*** Extrait du document

Imaginez un gars qui a huit enfants, qui reste à Saint-Henri. A-t-il
l'air intelligent de ne pouvoir nourrir sa famille? Une chance que le
gouvernement a pensé à former le bien-être social.
UNE VOIX: II ne paie pas d'assurance-chômage?
M. LECOMPTE: Tout dépend de l'endroit où il travaille. Les
jours fériés: veille de la fête de Noël, Noël, la
Pentecôte, l'Epiphanie, la fête des anciens combattants n'existent
pas pour le chauffeur de taxi. Tous les travailleurs du Québec ont droit
à des congés payés avec des négociations syndicales
sauf le chauffeur de taxi qui, lui, n'a pas droit à toutes ces
choses-là. Aucune période de vacances n'est prévue pour
lui. Il est certain qu'un chauffeur peut s'absenter de son travail pendant une
semaine ou plus mais où prendra-t-il l'argent pour vivre pendant cette
période de repos?
Sûrement pas dans ses économies, il n'en a pas puisqu'il
n'arrive même pas à gagner un salaire suffisant pour pourvoir
à ses besoins quotidiens. Aucun propriétaire ne paye à son
chauffeur le 4 p.c. qui sont versés annuellement à tous les
travailleurs du Québec. A ce stade-ci, je fais des recommandations:
l'adoption du règlement no 6 par l'Assemblée nationale permettra
aux chauffeurs de réclamer un traitement décent. Cependant, il
faut qu'il y ait, à l'intérieur de cette réglementation la
garantie de reconnaître un seul syndicat à l'intérieur
d'une association unique. Je souhaite donc que cette recommandation
reçoive l'accord du gouvernement et ainsi mette fin aux conditions
inhumaines dans lesquelles travaillent les chauffeurs de taxi
d'aujourd'hui.
LE PRESIDENT (M. Séguin): M. Lecompte, il n'y a pas eu entente
générale mais depuis le début il y a eu des questions.

******
*** Fiches de données

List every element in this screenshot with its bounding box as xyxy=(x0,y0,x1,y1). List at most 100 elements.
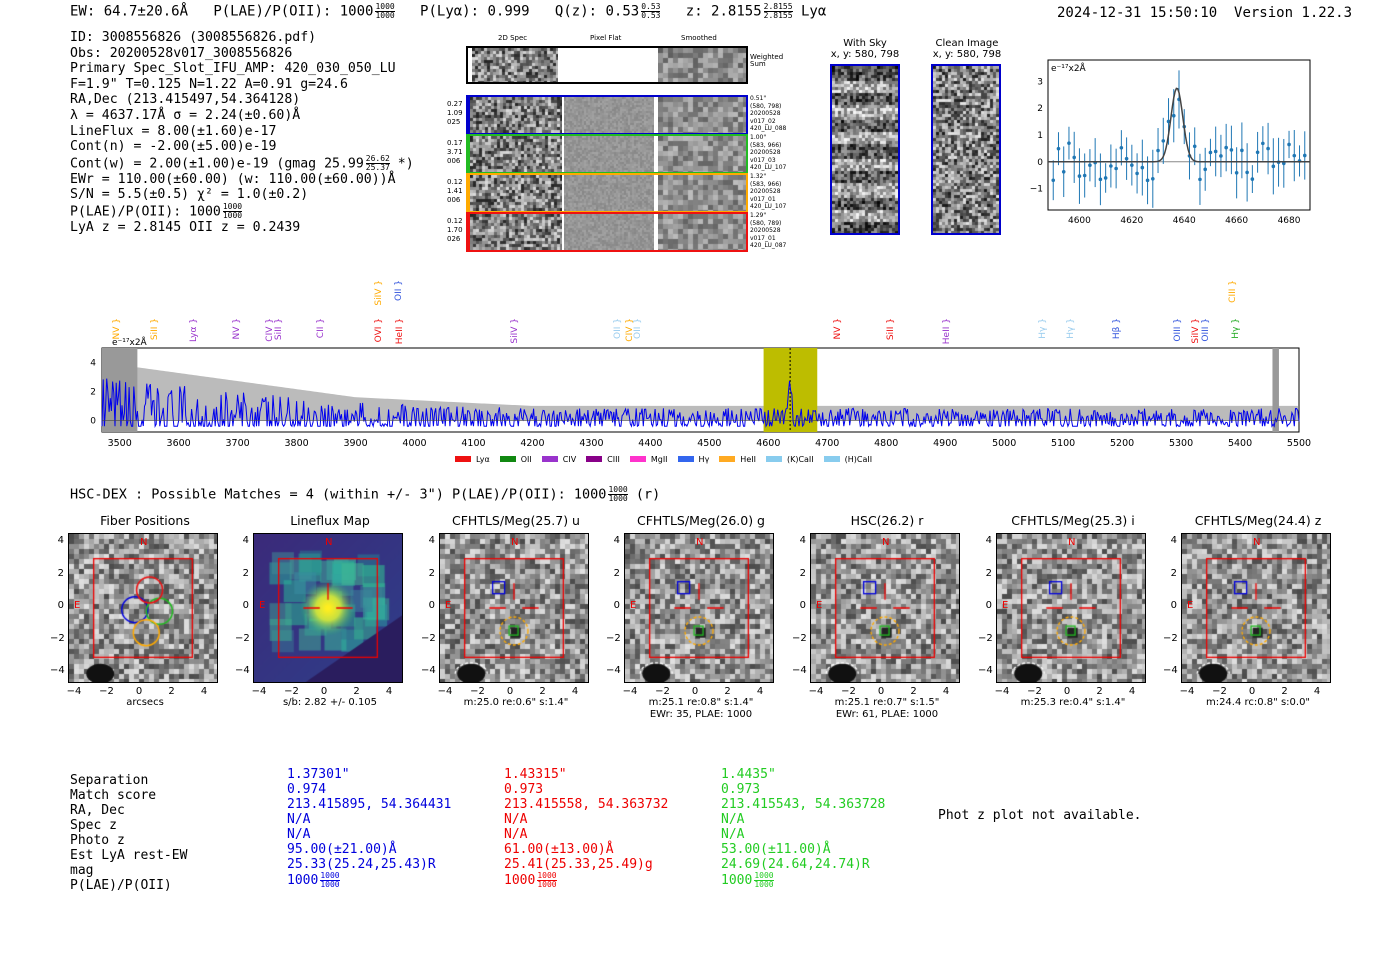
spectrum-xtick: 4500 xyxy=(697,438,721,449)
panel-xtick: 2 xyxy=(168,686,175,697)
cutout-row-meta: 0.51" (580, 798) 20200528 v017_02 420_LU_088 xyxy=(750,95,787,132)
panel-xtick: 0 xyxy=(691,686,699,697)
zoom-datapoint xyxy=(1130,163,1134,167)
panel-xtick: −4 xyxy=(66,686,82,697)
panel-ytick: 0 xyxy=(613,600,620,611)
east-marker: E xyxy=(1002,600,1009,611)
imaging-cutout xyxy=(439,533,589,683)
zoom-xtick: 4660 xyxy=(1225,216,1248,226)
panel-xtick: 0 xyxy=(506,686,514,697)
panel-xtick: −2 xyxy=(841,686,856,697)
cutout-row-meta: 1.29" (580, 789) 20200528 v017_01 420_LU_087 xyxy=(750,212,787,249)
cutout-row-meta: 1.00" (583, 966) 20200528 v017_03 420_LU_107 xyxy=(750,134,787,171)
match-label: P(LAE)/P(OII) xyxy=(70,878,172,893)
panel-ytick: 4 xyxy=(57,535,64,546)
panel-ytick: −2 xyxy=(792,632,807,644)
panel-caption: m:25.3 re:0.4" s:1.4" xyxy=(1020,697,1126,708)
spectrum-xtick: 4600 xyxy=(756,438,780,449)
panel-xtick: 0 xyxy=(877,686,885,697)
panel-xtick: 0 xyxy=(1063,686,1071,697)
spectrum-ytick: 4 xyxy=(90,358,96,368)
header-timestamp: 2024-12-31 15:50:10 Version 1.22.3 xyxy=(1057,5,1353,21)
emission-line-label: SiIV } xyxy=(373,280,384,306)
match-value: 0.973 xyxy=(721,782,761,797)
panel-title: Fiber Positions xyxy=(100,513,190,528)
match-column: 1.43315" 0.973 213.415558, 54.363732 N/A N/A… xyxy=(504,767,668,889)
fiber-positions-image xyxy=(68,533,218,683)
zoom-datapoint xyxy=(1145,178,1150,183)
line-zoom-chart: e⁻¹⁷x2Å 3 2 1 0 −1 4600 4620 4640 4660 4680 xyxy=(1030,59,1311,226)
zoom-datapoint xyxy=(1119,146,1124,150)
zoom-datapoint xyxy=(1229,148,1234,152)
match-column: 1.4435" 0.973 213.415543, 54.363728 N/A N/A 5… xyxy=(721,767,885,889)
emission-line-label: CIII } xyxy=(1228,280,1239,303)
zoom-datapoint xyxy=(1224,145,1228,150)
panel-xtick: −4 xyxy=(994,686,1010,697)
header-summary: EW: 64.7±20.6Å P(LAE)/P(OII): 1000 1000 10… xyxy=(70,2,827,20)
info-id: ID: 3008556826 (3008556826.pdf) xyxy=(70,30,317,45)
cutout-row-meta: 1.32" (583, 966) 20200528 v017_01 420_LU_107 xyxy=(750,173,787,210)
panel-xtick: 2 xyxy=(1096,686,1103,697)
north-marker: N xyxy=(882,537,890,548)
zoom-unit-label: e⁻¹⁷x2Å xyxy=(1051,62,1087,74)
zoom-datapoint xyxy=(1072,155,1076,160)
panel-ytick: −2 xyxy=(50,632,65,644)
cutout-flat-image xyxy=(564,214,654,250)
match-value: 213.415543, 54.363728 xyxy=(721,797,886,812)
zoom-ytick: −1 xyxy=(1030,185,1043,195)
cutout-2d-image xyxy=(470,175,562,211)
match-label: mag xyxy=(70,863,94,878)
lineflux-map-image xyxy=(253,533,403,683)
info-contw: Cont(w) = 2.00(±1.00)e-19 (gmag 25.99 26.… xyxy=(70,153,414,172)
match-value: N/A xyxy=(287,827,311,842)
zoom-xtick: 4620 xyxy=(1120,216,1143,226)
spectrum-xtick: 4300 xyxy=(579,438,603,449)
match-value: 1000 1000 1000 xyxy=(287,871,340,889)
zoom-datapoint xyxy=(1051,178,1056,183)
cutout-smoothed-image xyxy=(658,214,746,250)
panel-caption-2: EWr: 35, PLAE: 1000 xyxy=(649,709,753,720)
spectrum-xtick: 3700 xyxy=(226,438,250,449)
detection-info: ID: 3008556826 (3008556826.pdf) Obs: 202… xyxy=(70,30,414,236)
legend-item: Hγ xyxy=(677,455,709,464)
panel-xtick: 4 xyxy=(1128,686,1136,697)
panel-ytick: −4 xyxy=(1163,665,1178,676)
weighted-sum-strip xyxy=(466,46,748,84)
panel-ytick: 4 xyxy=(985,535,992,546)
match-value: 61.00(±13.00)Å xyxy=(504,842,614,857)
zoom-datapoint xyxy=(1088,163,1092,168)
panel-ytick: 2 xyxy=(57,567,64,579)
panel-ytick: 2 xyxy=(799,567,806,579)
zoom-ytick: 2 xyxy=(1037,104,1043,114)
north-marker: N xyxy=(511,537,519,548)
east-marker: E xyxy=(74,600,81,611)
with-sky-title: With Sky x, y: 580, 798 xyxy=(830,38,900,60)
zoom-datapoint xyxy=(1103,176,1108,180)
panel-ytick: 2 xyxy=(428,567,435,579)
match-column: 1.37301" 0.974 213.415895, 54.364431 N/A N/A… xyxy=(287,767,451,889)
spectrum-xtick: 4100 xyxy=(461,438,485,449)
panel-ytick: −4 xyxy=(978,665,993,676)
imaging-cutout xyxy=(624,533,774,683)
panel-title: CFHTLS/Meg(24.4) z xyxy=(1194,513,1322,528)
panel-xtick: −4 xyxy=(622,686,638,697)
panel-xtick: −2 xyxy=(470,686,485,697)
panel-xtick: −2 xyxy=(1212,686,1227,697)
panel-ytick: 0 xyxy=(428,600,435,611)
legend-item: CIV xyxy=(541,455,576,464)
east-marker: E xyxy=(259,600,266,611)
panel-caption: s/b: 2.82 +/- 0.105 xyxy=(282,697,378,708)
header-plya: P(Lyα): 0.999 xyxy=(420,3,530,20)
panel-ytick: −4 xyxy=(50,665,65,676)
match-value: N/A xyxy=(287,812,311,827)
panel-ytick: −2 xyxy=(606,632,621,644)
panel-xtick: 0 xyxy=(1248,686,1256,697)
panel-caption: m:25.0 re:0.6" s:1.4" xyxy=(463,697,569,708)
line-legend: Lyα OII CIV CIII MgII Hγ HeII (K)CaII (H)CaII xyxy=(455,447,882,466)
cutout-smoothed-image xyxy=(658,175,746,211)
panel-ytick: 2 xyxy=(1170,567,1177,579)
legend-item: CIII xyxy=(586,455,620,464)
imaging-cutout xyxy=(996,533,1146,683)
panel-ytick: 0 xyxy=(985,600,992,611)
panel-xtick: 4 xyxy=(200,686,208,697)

******

Travail demandé →
A – Recopiez l'extrait sur les chauffeurs de taxi de « Imaginez un gars » à « période de repos? », en substituant « conducteur de taxi » à « chauffeur de taxi ».
B – Répondez aux questions suivantes d'après l'extrait sur les chauffeurs de taxi :
(i) Quel pourcentage aucun propriétaire ne paye-t-il à son chauffeur ?
(ii) Quel règlement l'Assemblée nationale devrait-elle adopter selon M. Lecompte ?
(iii) Quel est le nom du président ?
C – Traduisez en anglais la phrase suivante, tirée de l'extrait sur les chauffeurs de taxi : « Aucune période de vacances n'est prévue pour lui. »

Corrigés détaillés →
A –
Imaginez un gars qui a huit enfants, qui reste à Saint-Henri. A-t-il
l'air intelligent de ne pouvoir nourrir sa famille? Une chance que le
gouvernement a pensé à former le bien-être social.
UNE VOIX: II ne paie pas d'assurance-chômage?
M. LECOMPTE: Tout dépend de l'endroit où il travaille. Les
jours fériés: veille de la fête de Noël, Noël, la
Pentecôte, l'Epiphanie, la fête des anciens combattants n'existent
pas pour le conducteur de taxi. Tous les travailleurs du Québec ont droit
à des congés payés avec des négociations syndicales
sauf le conducteur de taxi qui, lui, n'a pas droit à toutes ces
choses-là. Aucune période de vacances n'est prévue pour
lui. Il est certain qu'un chauffeur peut s'absenter de son travail pendant une
semaine ou plus mais où prendra-t-il l'argent pour vivre pendant cette
période de repos?

B –
(i) 4 p.c.
(ii) Le règlement no 6.
(iii) M. Séguin.

C – No vacation period is provided for him.